═══ Entries supplied
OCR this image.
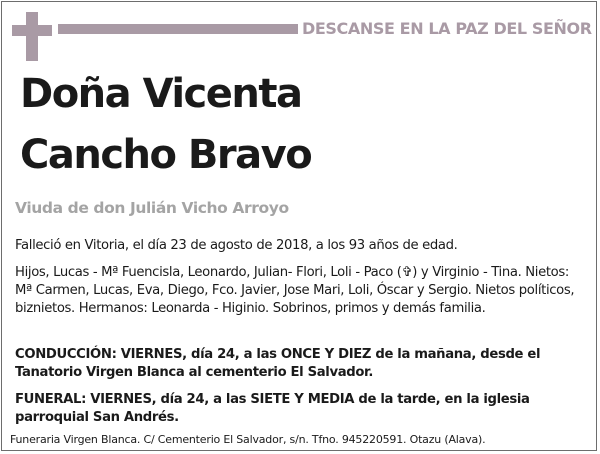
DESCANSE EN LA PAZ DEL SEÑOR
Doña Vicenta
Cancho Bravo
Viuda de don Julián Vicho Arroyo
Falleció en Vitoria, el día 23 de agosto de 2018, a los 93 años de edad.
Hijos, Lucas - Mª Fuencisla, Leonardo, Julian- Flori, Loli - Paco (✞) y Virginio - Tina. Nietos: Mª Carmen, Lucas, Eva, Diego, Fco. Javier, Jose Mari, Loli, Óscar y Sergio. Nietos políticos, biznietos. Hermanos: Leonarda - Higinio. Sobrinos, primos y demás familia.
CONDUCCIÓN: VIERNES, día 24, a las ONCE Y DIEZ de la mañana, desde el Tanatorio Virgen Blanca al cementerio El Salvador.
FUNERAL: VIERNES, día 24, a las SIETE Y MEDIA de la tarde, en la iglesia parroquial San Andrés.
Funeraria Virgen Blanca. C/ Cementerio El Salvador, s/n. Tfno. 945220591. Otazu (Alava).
══════
Repeat the data exactly, without the pictures.

OCR this image.
DESCANSE EN LA PAZ DEL SEÑOR
Doña Vicenta
Cancho Bravo
Viuda de don Julián Vicho Arroyo
Falleció en Vitoria, el día 23 de agosto de 2018, a los 93 años de edad.
Hijos, Lucas - Mª Fuencisla, Leonardo, Julian- Flori, Loli - Paco (✞) y Virginio - Tina. Nietos: Mª Carmen, Lucas, Eva, Diego, Fco. Javier, Jose Mari, Loli, Óscar y Sergio. Nietos políticos, biznietos. Hermanos: Leonarda - Higinio. Sobrinos, primos y demás familia.
CONDUCCIÓN: VIERNES, día 24, a las ONCE Y DIEZ de la mañana, desde el Tanatorio Virgen Blanca al cementerio El Salvador.
FUNERAL: VIERNES, día 24, a las SIETE Y MEDIA de la tarde, en la iglesia parroquial San Andrés.
Funeraria Virgen Blanca. C/ Cementerio El Salvador, s/n. Tfno. 945220591. Otazu (Alava).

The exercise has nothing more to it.